=== Challenge ===
Pictures within the data are to be left out; everything else must be reproduced exactly.

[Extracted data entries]
┄┄┄┄┄┄

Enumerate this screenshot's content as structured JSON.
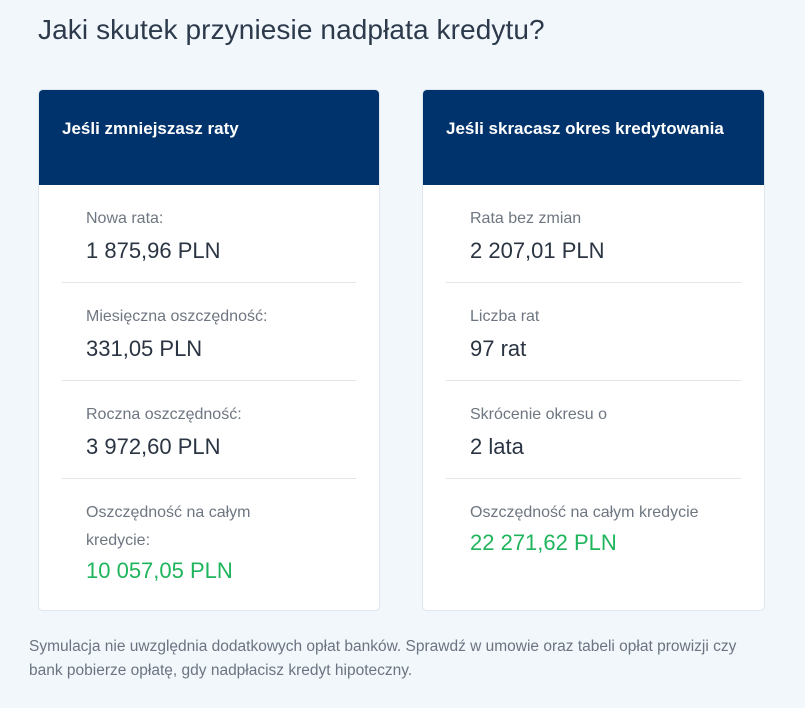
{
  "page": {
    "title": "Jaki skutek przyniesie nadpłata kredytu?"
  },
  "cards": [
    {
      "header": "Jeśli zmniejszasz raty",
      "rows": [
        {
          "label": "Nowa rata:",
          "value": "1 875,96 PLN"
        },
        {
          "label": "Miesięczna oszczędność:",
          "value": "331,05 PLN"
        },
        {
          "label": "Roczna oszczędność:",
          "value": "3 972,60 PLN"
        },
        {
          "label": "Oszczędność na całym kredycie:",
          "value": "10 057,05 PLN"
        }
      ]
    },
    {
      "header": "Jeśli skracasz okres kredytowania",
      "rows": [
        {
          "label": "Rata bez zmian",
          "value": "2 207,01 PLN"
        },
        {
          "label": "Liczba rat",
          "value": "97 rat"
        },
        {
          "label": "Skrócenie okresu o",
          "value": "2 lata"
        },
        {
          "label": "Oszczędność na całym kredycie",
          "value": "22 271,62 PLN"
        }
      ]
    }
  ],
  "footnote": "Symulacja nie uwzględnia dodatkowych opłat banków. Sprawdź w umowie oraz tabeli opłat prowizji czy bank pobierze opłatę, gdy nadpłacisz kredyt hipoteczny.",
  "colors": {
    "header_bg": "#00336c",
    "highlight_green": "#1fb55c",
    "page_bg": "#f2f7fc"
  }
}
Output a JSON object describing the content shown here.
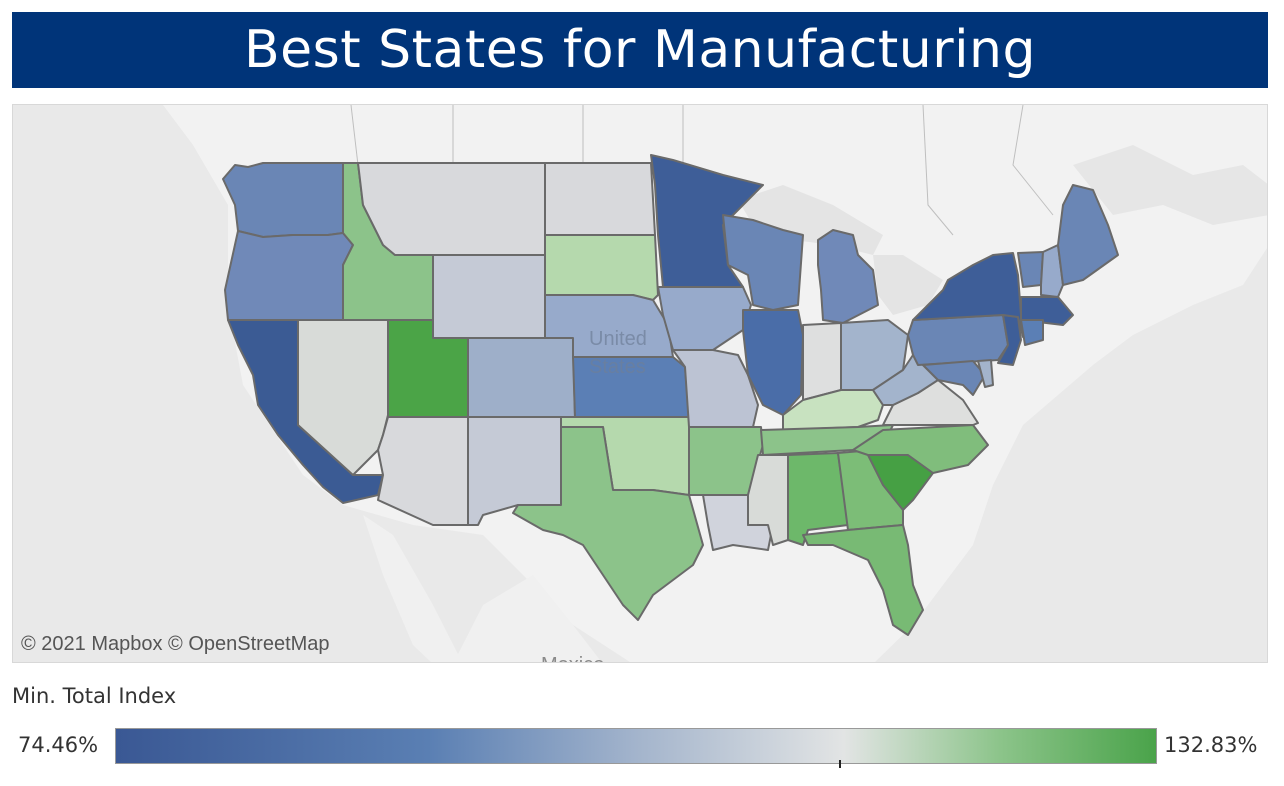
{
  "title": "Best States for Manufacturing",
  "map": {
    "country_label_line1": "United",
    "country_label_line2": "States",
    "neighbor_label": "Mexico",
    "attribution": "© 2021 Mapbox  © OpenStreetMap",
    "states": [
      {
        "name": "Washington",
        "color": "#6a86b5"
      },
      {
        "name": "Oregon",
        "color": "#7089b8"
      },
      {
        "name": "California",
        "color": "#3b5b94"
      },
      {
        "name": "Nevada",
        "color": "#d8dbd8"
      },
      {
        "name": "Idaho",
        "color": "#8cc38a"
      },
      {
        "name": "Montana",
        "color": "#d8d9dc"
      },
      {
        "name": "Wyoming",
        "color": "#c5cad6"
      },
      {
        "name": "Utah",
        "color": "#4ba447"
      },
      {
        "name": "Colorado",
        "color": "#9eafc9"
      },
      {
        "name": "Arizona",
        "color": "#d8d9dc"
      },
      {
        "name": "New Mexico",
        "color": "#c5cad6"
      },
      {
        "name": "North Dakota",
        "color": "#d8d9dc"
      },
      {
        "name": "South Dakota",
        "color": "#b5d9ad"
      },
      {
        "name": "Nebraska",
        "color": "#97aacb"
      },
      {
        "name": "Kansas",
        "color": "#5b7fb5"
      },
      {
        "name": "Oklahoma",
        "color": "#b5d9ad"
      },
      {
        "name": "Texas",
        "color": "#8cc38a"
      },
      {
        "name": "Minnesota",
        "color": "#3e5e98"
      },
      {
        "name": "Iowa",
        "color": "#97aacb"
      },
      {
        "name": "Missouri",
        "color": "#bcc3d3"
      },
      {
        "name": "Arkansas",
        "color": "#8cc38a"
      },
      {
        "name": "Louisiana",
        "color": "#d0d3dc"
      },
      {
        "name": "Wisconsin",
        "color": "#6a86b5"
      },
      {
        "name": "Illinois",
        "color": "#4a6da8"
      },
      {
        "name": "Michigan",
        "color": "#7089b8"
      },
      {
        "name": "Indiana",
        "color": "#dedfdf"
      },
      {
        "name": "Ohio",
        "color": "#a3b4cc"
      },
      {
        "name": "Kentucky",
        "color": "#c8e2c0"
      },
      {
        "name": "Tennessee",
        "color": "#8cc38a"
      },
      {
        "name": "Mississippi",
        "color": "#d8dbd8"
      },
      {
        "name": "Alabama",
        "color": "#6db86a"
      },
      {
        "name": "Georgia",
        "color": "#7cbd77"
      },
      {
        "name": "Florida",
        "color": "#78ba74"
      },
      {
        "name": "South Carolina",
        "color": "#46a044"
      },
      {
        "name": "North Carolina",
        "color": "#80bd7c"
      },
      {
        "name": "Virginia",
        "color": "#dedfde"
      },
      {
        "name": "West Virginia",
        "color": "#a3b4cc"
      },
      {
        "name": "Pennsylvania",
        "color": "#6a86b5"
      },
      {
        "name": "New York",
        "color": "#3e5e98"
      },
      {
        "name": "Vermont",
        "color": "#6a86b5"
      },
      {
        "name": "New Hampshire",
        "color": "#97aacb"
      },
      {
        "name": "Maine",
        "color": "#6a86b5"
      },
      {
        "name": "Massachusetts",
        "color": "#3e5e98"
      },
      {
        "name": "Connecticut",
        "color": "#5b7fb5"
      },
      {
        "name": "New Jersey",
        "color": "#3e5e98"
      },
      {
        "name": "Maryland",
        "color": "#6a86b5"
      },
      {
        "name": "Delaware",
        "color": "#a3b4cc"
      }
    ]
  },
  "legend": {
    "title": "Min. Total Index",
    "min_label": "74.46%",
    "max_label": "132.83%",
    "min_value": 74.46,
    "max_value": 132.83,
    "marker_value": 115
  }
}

┄┄┄┄┄┄

=== Result below ===
Enumerate this screenshot's content as structured JSON.
{
  "page": {
    "title": "Jaki skutek przyniesie nadpłata kredytu?"
  },
  "cards": [
    {
      "header": "Jeśli zmniejszasz raty",
      "rows": [
        {
          "label": "Nowa rata:",
          "value": "1 875,96 PLN"
        },
        {
          "label": "Miesięczna oszczędność:",
          "value": "331,05 PLN"
        },
        {
          "label": "Roczna oszczędność:",
          "value": "3 972,60 PLN"
        },
        {
          "label": "Oszczędność na całym kredycie:",
          "value": "10 057,05 PLN"
        }
      ]
    },
    {
      "header": "Jeśli skracasz okres kredytowania",
      "rows": [
        {
          "label": "Rata bez zmian",
          "value": "2 207,01 PLN"
        },
        {
          "label": "Liczba rat",
          "value": "97 rat"
        },
        {
          "label": "Skrócenie okresu o",
          "value": "2 lata"
        },
        {
          "label": "Oszczędność na całym kredycie",
          "value": "22 271,62 PLN"
        }
      ]
    }
  ],
  "footnote": "Symulacja nie uwzględnia dodatkowych opłat banków. Sprawdź w umowie oraz tabeli opłat prowizji czy bank pobierze opłatę, gdy nadpłacisz kredyt hipoteczny.",
  "colors": {
    "header_bg": "#00336c",
    "highlight_green": "#1fb55c",
    "page_bg": "#f2f7fc"
  }
}
Output a JSON object describing the content shown here.
{
  "title": "Best States for Manufacturing",
  "map": {
    "country_label_line1": "United",
    "country_label_line2": "States",
    "neighbor_label": "Mexico",
    "attribution": "© 2021 Mapbox  © OpenStreetMap",
    "states": [
      {
        "name": "Washington",
        "color": "#6a86b5"
      },
      {
        "name": "Oregon",
        "color": "#7089b8"
      },
      {
        "name": "California",
        "color": "#3b5b94"
      },
      {
        "name": "Nevada",
        "color": "#d8dbd8"
      },
      {
        "name": "Idaho",
        "color": "#8cc38a"
      },
      {
        "name": "Montana",
        "color": "#d8d9dc"
      },
      {
        "name": "Wyoming",
        "color": "#c5cad6"
      },
      {
        "name": "Utah",
        "color": "#4ba447"
      },
      {
        "name": "Colorado",
        "color": "#9eafc9"
      },
      {
        "name": "Arizona",
        "color": "#d8d9dc"
      },
      {
        "name": "New Mexico",
        "color": "#c5cad6"
      },
      {
        "name": "North Dakota",
        "color": "#d8d9dc"
      },
      {
        "name": "South Dakota",
        "color": "#b5d9ad"
      },
      {
        "name": "Nebraska",
        "color": "#97aacb"
      },
      {
        "name": "Kansas",
        "color": "#5b7fb5"
      },
      {
        "name": "Oklahoma",
        "color": "#b5d9ad"
      },
      {
        "name": "Texas",
        "color": "#8cc38a"
      },
      {
        "name": "Minnesota",
        "color": "#3e5e98"
      },
      {
        "name": "Iowa",
        "color": "#97aacb"
      },
      {
        "name": "Missouri",
        "color": "#bcc3d3"
      },
      {
        "name": "Arkansas",
        "color": "#8cc38a"
      },
      {
        "name": "Louisiana",
        "color": "#d0d3dc"
      },
      {
        "name": "Wisconsin",
        "color": "#6a86b5"
      },
      {
        "name": "Illinois",
        "color": "#4a6da8"
      },
      {
        "name": "Michigan",
        "color": "#7089b8"
      },
      {
        "name": "Indiana",
        "color": "#dedfdf"
      },
      {
        "name": "Ohio",
        "color": "#a3b4cc"
      },
      {
        "name": "Kentucky",
        "color": "#c8e2c0"
      },
      {
        "name": "Tennessee",
        "color": "#8cc38a"
      },
      {
        "name": "Mississippi",
        "color": "#d8dbd8"
      },
      {
        "name": "Alabama",
        "color": "#6db86a"
      },
      {
        "name": "Georgia",
        "color": "#7cbd77"
      },
      {
        "name": "Florida",
        "color": "#78ba74"
      },
      {
        "name": "South Carolina",
        "color": "#46a044"
      },
      {
        "name": "North Carolina",
        "color": "#80bd7c"
      },
      {
        "name": "Virginia",
        "color": "#dedfde"
      },
      {
        "name": "West Virginia",
        "color": "#a3b4cc"
      },
      {
        "name": "Pennsylvania",
        "color": "#6a86b5"
      },
      {
        "name": "New York",
        "color": "#3e5e98"
      },
      {
        "name": "Vermont",
        "color": "#6a86b5"
      },
      {
        "name": "New Hampshire",
        "color": "#97aacb"
      },
      {
        "name": "Maine",
        "color": "#6a86b5"
      },
      {
        "name": "Massachusetts",
        "color": "#3e5e98"
      },
      {
        "name": "Connecticut",
        "color": "#5b7fb5"
      },
      {
        "name": "New Jersey",
        "color": "#3e5e98"
      },
      {
        "name": "Maryland",
        "color": "#6a86b5"
      },
      {
        "name": "Delaware",
        "color": "#a3b4cc"
      }
    ]
  },
  "legend": {
    "title": "Min. Total Index",
    "min_label": "74.46%",
    "max_label": "132.83%",
    "min_value": 74.46,
    "max_value": 132.83,
    "marker_value": 115
  }
}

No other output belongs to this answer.